## Spatial layout entries:
_ _ _

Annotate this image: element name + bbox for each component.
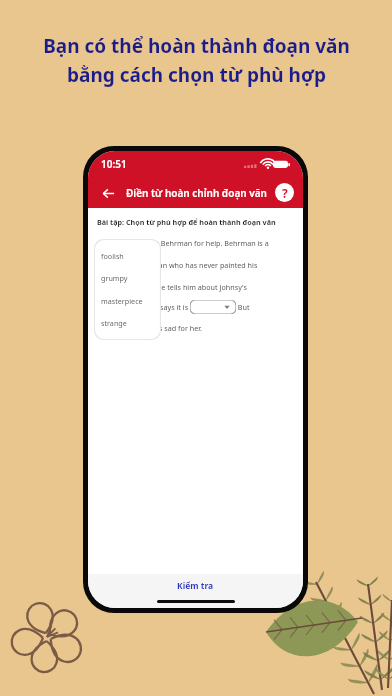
staticText: a, he says it is bbox=[97, 302, 190, 312]
staticText: strange bbox=[101, 318, 127, 328]
staticText: Kiểm tra bbox=[177, 580, 214, 592]
staticText: hen Sue tells him about Johnsy's bbox=[97, 282, 247, 292]
staticText: Bài tập: Chọn từ phù hợp để hoàn thành đ… bbox=[97, 217, 276, 227]
staticText: Bạn có thể hoàn thành đoạn văn bbox=[43, 33, 350, 59]
staticText: ? bbox=[282, 185, 288, 201]
button[interactable]: grumpy bbox=[101, 268, 154, 288]
button[interactable]: Choose a word bbox=[190, 300, 236, 314]
button[interactable]: Kiểm tra bbox=[88, 574, 303, 608]
button[interactable]: masterpiece bbox=[101, 291, 154, 311]
staticText: foolish bbox=[101, 251, 124, 261]
staticText: Sue decides to ask Behrman for help. Beh… bbox=[97, 238, 269, 248]
staticText: bằng cách chọn từ phù hợp bbox=[67, 62, 326, 88]
button[interactable]: strange bbox=[101, 313, 154, 333]
button[interactable]: foolish bbox=[101, 246, 154, 266]
staticText: d man who has never painted his bbox=[97, 260, 258, 270]
staticText: grumpy bbox=[101, 273, 128, 283]
staticText: 10:51 bbox=[101, 157, 127, 171]
staticText: Điền từ hoàn chỉnh đoạn văn bbox=[126, 186, 267, 200]
staticText: an feels sad for her. bbox=[97, 323, 202, 333]
button[interactable]: Back bbox=[97, 182, 119, 204]
staticText: masterpiece bbox=[101, 296, 143, 306]
staticText: But bbox=[236, 302, 250, 312]
button[interactable]: Help bbox=[275, 183, 294, 202]
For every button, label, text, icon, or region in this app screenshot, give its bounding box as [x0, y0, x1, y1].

_ _ _

## Problem requirements:
Return all of the rows above word for word, leaving out the pictures.

## Exercise output:
Annotate this image: element name + bbox for each component.
staticText: a, he says it is bbox=[97, 302, 190, 312]
staticText: strange bbox=[101, 318, 127, 328]
staticText: Kiểm tra bbox=[177, 580, 214, 592]
staticText: hen Sue tells him about Johnsy's bbox=[97, 282, 247, 292]
staticText: Bài tập: Chọn từ phù hợp để hoàn thành đ… bbox=[97, 217, 276, 227]
staticText: Bạn có thể hoàn thành đoạn văn bbox=[43, 33, 350, 59]
staticText: ? bbox=[282, 185, 288, 201]
button[interactable]: grumpy bbox=[101, 268, 154, 288]
button[interactable]: Choose a word bbox=[190, 300, 236, 314]
button[interactable]: Kiểm tra bbox=[88, 574, 303, 608]
button[interactable]: masterpiece bbox=[101, 291, 154, 311]
staticText: foolish bbox=[101, 251, 124, 261]
staticText: Sue decides to ask Behrman for help. Beh… bbox=[97, 238, 269, 248]
staticText: bằng cách chọn từ phù hợp bbox=[67, 62, 326, 88]
button[interactable]: strange bbox=[101, 313, 154, 333]
button[interactable]: foolish bbox=[101, 246, 154, 266]
staticText: d man who has never painted his bbox=[97, 260, 258, 270]
staticText: grumpy bbox=[101, 273, 128, 283]
staticText: 10:51 bbox=[101, 157, 127, 171]
staticText: Điền từ hoàn chỉnh đoạn văn bbox=[126, 186, 267, 200]
staticText: an feels sad for her. bbox=[97, 323, 202, 333]
button[interactable]: Back bbox=[97, 182, 119, 204]
staticText: masterpiece bbox=[101, 296, 143, 306]
staticText: But bbox=[236, 302, 250, 312]
button[interactable]: Help bbox=[275, 183, 294, 202]
For every button, label, text, icon, or region in this app screenshot, give its bounding box as [x0, y0, x1, y1].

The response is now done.